Your objective: In the part of the records that opens at their first line and closes with the line containing "- load-template-label: Load", switch every "Doodex TEST" to "Sample User". Give back only those lines, with everything else left as it is.

Source material:
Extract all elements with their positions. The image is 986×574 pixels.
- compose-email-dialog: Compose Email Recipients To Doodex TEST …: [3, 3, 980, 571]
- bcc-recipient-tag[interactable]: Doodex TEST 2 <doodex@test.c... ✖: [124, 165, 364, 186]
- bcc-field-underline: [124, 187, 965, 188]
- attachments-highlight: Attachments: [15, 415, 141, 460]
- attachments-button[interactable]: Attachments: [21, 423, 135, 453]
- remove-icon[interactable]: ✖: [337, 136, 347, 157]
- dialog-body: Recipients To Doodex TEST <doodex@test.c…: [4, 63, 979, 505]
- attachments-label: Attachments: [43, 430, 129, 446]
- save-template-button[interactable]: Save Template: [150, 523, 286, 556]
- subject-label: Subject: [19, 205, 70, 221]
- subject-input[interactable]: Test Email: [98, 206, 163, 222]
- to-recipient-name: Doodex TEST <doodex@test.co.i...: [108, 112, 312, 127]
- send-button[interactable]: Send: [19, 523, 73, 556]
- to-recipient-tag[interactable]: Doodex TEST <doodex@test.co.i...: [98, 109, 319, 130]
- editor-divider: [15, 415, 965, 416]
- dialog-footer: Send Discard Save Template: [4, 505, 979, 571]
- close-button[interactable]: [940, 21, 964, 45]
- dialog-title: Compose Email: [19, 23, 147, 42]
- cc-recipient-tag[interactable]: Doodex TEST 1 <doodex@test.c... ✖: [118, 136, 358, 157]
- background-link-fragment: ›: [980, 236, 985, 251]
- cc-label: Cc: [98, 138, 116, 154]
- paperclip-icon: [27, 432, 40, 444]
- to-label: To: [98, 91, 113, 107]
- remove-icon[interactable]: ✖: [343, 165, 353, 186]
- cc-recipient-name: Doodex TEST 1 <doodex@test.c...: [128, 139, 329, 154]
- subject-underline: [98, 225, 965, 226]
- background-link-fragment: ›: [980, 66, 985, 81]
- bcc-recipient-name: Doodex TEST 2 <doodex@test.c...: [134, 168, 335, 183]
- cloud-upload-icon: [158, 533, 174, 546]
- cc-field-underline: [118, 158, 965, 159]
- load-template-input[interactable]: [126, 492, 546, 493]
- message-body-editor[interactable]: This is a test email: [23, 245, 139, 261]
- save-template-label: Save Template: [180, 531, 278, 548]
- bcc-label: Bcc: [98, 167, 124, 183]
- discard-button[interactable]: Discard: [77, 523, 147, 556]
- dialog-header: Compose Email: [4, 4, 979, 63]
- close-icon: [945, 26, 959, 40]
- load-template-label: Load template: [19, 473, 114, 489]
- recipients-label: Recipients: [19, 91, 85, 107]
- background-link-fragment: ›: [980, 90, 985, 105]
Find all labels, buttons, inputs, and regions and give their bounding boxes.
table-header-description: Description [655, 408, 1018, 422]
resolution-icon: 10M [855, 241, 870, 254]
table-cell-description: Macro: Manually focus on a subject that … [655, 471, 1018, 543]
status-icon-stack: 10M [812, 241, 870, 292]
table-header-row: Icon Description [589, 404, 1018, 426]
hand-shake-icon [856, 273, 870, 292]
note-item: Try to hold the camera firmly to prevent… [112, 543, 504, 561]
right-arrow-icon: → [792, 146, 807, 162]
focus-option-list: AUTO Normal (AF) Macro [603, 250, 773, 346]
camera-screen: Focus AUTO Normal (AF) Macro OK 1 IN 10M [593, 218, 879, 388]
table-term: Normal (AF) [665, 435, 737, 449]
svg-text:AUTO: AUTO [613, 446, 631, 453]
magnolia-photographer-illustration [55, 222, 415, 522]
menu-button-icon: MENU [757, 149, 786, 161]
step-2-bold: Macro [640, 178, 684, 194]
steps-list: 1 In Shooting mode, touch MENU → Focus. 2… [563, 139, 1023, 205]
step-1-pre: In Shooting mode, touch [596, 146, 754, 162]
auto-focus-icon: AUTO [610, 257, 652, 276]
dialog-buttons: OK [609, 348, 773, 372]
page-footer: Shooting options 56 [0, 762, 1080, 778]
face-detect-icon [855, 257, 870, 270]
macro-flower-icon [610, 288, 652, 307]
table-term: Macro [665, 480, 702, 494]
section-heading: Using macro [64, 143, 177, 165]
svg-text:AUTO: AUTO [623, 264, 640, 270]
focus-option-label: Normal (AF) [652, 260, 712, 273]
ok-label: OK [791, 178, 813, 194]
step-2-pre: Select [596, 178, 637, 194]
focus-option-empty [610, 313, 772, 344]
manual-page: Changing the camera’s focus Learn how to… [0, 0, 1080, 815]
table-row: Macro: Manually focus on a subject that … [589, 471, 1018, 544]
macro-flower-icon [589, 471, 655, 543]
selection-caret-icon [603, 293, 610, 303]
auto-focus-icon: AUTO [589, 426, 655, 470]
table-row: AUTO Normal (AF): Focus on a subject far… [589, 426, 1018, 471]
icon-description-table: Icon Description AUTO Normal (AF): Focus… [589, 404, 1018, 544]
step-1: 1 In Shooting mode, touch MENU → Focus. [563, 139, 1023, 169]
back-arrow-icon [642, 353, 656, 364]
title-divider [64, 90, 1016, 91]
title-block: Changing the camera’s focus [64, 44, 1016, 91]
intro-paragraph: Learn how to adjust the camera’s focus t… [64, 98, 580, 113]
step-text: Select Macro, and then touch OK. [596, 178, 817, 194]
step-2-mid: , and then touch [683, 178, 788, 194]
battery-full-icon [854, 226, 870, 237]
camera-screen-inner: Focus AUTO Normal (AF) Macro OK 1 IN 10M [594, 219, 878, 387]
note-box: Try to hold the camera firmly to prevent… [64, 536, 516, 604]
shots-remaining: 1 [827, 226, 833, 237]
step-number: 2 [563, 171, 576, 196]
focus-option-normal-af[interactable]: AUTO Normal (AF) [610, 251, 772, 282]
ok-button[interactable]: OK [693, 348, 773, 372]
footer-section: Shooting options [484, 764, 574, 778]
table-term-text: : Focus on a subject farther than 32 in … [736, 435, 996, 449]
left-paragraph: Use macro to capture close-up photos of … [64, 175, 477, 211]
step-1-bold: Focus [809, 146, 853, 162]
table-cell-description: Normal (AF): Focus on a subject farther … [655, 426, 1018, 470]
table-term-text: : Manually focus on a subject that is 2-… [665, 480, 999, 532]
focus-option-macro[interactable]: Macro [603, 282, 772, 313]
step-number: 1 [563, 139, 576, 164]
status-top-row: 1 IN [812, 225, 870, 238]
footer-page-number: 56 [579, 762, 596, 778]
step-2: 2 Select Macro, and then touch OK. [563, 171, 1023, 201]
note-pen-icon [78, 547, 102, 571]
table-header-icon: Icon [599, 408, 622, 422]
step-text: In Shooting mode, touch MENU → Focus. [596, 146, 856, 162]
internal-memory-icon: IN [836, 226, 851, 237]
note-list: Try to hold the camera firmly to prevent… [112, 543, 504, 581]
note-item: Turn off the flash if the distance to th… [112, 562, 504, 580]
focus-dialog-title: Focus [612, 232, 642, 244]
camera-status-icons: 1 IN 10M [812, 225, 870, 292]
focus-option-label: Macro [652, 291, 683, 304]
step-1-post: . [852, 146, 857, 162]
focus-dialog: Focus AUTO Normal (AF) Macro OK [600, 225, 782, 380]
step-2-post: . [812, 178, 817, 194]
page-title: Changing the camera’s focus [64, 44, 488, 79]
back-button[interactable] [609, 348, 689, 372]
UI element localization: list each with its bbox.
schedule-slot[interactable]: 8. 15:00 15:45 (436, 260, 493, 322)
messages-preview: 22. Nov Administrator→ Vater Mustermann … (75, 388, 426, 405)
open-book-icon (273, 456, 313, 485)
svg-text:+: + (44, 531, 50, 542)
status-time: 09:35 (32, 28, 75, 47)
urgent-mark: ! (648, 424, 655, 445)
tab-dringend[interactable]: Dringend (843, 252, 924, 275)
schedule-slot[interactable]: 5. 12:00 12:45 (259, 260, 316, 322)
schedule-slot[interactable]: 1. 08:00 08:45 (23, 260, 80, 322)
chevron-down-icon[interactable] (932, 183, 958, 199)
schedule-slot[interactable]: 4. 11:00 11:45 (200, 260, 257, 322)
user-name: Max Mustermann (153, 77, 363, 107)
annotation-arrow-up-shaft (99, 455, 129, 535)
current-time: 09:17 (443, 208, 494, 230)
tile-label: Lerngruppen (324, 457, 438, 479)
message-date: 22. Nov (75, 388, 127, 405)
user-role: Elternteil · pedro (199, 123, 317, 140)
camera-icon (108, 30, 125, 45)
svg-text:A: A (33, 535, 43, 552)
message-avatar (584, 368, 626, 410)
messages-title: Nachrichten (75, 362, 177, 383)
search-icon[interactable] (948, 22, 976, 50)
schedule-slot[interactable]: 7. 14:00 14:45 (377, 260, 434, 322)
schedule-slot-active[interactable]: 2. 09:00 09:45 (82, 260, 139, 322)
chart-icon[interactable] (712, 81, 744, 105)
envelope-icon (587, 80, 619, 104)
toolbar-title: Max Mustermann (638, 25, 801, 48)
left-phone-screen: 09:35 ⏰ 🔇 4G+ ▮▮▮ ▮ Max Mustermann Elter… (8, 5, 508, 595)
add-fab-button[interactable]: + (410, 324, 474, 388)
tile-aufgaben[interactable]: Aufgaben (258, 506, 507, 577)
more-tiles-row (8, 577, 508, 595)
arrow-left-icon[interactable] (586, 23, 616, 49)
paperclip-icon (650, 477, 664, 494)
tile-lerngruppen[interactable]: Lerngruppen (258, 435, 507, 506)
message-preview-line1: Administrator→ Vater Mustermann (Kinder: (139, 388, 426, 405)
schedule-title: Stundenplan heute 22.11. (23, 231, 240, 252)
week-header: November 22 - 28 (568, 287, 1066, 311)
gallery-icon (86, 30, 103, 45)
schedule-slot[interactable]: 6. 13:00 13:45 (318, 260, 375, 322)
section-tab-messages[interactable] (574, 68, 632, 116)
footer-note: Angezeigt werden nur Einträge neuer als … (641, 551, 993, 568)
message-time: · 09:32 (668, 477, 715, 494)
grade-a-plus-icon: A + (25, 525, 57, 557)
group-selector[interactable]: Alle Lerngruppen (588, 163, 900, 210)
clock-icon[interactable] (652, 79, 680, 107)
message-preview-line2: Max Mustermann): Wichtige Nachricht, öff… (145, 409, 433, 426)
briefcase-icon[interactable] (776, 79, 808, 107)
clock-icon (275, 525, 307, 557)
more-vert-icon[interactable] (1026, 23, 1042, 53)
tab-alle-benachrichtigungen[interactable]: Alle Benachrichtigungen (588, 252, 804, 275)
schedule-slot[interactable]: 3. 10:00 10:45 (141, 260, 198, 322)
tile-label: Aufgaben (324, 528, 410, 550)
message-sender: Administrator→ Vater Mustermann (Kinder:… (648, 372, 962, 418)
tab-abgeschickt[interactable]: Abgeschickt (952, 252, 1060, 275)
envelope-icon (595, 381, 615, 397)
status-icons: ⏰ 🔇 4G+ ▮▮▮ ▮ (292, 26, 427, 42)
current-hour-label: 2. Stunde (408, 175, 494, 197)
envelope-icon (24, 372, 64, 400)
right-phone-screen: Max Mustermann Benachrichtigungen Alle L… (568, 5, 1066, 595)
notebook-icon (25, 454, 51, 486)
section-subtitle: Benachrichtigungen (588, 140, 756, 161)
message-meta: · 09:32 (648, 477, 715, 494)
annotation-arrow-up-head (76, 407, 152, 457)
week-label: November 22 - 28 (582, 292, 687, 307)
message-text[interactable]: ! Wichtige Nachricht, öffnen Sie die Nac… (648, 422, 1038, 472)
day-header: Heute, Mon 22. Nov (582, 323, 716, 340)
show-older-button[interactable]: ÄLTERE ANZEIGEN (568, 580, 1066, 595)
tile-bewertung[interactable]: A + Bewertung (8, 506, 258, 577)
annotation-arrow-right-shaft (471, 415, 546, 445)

Output:
Extract all elements with their positions. The image is 986×574 pixels.
- compose-email-dialog: Compose Email Recipients To Sample User …: [3, 3, 980, 571]
- bcc-recipient-tag[interactable]: Sample User 2 <doodex@test.c... ✖: [124, 165, 364, 186]
- bcc-field-underline: [124, 187, 965, 188]
- attachments-highlight: Attachments: [15, 415, 141, 460]
- attachments-button[interactable]: Attachments: [21, 423, 135, 453]
- remove-icon[interactable]: ✖: [337, 136, 347, 157]
- dialog-body: Recipients To Sample User <doodex@test.c…: [4, 63, 979, 505]
- attachments-label: Attachments: [43, 430, 129, 446]
- save-template-button[interactable]: Save Template: [150, 523, 286, 556]
- subject-label: Subject: [19, 205, 70, 221]
- subject-input[interactable]: Test Email: [98, 206, 163, 222]
- to-recipient-name: Sample User <doodex@test.co.i...: [108, 112, 312, 127]
- send-button[interactable]: Send: [19, 523, 73, 556]
- to-recipient-tag[interactable]: Sample User <doodex@test.co.i...: [98, 109, 319, 130]
- editor-divider: [15, 415, 965, 416]
- dialog-footer: Send Discard Save Template: [4, 505, 979, 571]
- close-button[interactable]: [940, 21, 964, 45]
- dialog-title: Compose Email: [19, 23, 147, 42]
- cc-recipient-tag[interactable]: Sample User 1 <doodex@test.c... ✖: [118, 136, 358, 157]
- background-link-fragment: ›: [980, 236, 985, 251]
- cc-label: Cc: [98, 138, 116, 154]
- paperclip-icon: [27, 432, 40, 444]
- to-label: To: [98, 91, 113, 107]
- remove-icon[interactable]: ✖: [343, 165, 353, 186]
- cc-recipient-name: Sample User 1 <doodex@test.c...: [128, 139, 329, 154]
- subject-underline: [98, 225, 965, 226]
- background-link-fragment: ›: [980, 66, 985, 81]
- bcc-recipient-name: Sample User 2 <doodex@test.c...: [134, 168, 335, 183]
- cloud-upload-icon: [158, 533, 174, 546]
- cc-field-underline: [118, 158, 965, 159]
- load-template-input[interactable]: [126, 492, 546, 493]
- message-body-editor[interactable]: This is a test email: [23, 245, 139, 261]
- save-template-label: Save Template: [180, 531, 278, 548]
- bcc-label: Bcc: [98, 167, 124, 183]
- discard-button[interactable]: Discard: [77, 523, 147, 556]
- dialog-header: Compose Email: [4, 4, 979, 63]
- close-icon: [945, 26, 959, 40]
- load-template-label: Load template: [19, 473, 114, 489]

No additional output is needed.